WHAT NEEDS TO BE DONE | In the records below, find each line containing the word "BULLISH" and copy it.
▽
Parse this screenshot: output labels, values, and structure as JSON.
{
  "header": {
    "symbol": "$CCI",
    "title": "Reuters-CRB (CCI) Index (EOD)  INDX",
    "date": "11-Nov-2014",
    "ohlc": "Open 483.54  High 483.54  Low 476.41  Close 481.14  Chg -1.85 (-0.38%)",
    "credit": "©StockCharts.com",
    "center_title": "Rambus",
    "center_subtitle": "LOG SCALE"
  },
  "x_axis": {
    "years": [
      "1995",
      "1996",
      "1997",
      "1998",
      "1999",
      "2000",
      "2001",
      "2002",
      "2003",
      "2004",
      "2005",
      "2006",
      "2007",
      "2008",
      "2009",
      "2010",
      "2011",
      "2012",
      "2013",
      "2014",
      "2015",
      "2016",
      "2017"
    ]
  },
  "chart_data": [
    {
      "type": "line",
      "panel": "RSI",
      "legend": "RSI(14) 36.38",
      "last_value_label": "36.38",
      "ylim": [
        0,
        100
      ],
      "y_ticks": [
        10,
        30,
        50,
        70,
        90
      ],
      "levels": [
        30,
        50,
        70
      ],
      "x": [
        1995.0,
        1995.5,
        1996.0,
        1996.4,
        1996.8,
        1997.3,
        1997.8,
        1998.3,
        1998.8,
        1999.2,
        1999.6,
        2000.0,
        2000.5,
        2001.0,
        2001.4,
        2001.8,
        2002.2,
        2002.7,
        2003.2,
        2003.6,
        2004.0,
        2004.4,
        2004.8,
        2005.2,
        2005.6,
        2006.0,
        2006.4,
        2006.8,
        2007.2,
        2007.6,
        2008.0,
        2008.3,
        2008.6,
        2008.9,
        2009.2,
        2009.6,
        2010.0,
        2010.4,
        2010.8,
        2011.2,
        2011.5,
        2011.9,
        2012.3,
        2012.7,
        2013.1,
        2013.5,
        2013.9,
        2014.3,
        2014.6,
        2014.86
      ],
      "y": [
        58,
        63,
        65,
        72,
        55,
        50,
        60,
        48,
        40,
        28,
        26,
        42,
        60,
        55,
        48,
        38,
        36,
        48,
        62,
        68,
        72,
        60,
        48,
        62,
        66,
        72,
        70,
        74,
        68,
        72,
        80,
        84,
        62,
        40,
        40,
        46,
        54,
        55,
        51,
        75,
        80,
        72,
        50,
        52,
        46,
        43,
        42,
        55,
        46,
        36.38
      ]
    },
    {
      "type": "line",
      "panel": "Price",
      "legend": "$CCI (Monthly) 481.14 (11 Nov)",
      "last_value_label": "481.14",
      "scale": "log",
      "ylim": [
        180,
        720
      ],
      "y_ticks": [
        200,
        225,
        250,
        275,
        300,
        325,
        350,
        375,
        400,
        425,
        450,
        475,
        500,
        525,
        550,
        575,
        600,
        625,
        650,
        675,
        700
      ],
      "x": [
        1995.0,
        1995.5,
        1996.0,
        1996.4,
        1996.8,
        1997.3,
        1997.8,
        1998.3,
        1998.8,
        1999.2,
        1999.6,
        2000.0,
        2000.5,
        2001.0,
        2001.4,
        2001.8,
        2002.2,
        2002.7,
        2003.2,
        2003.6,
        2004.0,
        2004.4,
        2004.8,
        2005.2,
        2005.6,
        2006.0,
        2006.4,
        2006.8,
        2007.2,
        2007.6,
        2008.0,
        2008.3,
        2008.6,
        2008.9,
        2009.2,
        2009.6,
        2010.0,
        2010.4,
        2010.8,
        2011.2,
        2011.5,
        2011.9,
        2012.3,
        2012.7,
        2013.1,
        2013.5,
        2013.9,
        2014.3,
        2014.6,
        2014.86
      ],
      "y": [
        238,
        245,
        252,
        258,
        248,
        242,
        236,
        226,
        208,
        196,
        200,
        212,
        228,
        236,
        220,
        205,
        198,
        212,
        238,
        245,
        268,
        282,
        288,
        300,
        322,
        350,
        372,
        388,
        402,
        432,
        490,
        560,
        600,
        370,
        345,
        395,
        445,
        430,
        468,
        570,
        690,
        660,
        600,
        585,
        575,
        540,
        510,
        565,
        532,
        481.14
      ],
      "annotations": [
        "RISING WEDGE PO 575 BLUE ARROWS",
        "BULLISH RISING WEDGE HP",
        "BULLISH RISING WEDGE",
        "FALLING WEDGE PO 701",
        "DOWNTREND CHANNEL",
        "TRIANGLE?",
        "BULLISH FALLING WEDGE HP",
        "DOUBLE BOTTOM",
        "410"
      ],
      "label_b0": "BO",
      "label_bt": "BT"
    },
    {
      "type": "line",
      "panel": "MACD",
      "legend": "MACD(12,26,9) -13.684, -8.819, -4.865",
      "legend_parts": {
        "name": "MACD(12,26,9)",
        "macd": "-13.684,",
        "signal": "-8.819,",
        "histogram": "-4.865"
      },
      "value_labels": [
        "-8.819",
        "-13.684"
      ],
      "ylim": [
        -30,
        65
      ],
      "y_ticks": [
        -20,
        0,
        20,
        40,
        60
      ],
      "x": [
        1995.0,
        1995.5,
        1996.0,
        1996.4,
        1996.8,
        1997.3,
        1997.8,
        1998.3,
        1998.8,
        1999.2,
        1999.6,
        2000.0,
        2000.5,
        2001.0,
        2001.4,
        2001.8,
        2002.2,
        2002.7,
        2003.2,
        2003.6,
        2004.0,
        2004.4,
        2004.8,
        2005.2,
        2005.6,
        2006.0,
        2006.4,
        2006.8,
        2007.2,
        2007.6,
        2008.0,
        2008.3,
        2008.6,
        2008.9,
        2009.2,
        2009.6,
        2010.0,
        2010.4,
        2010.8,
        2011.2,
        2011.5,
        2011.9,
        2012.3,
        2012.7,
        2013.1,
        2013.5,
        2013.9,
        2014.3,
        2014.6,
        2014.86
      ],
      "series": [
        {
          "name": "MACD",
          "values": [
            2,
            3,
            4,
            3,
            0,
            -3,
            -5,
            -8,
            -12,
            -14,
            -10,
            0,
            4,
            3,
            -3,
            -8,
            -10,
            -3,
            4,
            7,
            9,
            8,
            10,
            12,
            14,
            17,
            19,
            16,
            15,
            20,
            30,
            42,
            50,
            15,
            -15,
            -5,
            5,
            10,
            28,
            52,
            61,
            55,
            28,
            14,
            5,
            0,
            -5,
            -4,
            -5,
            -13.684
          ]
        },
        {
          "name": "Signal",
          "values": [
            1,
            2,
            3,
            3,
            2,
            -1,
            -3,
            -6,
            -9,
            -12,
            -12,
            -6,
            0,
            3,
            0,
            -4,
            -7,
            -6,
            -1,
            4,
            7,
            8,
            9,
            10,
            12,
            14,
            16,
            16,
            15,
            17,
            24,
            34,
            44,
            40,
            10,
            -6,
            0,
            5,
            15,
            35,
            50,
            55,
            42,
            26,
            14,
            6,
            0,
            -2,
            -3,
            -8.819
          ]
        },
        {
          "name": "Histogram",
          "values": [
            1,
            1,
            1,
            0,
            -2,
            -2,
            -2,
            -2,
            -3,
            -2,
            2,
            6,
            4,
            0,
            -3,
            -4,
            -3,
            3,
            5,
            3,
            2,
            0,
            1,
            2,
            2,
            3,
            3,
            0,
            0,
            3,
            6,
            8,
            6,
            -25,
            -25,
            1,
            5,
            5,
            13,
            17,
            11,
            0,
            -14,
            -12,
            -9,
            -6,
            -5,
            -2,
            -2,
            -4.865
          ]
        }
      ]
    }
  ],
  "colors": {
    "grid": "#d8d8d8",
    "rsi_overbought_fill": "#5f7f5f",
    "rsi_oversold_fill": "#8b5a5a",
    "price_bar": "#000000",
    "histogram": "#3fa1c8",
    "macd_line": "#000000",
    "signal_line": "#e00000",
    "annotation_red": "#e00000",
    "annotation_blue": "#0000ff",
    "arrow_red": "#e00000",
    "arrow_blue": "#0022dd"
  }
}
△
ANSWER FOR THE TASK |
        "BULLISH RISING WEDGE HP",
        "BULLISH RISING WEDGE",
        "BULLISH FALLING WEDGE HP",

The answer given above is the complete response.